[Extracts from a graphics dataset]
= = =

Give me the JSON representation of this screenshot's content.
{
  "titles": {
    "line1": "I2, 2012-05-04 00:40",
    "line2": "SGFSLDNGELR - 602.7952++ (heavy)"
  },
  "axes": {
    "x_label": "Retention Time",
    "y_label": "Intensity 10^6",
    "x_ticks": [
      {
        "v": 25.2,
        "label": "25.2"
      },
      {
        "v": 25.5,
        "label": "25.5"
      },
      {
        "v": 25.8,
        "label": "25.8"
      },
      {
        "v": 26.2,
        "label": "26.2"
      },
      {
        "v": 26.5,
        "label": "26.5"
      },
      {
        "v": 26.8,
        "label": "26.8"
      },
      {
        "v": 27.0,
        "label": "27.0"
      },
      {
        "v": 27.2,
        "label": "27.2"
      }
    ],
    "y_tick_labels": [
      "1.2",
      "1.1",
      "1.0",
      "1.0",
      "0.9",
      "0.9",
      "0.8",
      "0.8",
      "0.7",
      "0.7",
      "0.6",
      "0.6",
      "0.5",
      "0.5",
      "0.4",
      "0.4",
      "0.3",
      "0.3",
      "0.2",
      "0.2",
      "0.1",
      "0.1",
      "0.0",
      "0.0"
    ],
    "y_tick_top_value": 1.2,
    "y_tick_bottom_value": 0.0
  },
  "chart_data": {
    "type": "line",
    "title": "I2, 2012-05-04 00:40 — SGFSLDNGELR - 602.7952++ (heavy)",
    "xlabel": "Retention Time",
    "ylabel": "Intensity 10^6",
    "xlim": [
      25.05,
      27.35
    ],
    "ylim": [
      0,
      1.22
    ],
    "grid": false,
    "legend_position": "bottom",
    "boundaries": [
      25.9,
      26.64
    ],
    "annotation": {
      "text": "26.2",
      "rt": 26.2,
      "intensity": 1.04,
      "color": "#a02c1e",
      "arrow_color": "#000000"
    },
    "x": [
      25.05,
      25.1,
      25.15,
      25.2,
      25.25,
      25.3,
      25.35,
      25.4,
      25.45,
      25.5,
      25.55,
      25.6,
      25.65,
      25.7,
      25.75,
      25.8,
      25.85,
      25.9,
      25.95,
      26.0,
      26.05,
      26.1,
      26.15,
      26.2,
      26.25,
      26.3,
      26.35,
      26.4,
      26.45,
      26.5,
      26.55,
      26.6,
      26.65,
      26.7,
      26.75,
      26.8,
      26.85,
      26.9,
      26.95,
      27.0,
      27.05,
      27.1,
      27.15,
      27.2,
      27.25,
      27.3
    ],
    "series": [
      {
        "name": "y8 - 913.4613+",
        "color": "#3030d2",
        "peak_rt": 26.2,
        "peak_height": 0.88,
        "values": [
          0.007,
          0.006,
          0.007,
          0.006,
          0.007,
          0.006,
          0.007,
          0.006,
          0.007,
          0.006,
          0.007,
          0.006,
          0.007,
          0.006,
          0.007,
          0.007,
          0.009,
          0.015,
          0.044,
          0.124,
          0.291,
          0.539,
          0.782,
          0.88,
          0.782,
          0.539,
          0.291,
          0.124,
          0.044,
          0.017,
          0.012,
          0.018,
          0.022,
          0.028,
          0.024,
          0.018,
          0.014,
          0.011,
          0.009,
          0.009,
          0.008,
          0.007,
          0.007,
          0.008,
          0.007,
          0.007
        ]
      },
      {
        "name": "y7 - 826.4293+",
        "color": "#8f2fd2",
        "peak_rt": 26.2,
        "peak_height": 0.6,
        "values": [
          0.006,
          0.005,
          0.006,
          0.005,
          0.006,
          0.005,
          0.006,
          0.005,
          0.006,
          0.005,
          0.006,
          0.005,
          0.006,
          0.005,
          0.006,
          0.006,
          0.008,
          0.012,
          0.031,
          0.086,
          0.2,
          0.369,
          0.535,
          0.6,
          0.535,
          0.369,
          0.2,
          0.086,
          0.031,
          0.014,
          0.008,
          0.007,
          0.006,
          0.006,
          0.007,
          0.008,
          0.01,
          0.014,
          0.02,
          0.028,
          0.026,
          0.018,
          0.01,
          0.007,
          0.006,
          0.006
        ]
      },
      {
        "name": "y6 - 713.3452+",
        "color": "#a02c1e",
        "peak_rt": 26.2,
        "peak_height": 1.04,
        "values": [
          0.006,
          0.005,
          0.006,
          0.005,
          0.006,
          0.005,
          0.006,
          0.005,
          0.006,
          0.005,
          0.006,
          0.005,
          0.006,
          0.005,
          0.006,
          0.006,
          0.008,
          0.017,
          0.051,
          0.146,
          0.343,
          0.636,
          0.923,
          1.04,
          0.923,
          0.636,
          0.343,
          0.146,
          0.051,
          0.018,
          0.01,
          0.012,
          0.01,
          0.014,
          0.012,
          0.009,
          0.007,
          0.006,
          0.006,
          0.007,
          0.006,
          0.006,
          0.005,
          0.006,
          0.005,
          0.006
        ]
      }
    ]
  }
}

= = =

OBJECTIVE: Pull out every line of the records that includes the string "SGFSLDNGELR".

SOLVED PROBLEM:
    "line2": "SGFSLDNGELR - 602.7952++ (heavy)"
    "title": "I2, 2012-05-04 00:40 — SGFSLDNGELR - 602.7952++ (heavy)",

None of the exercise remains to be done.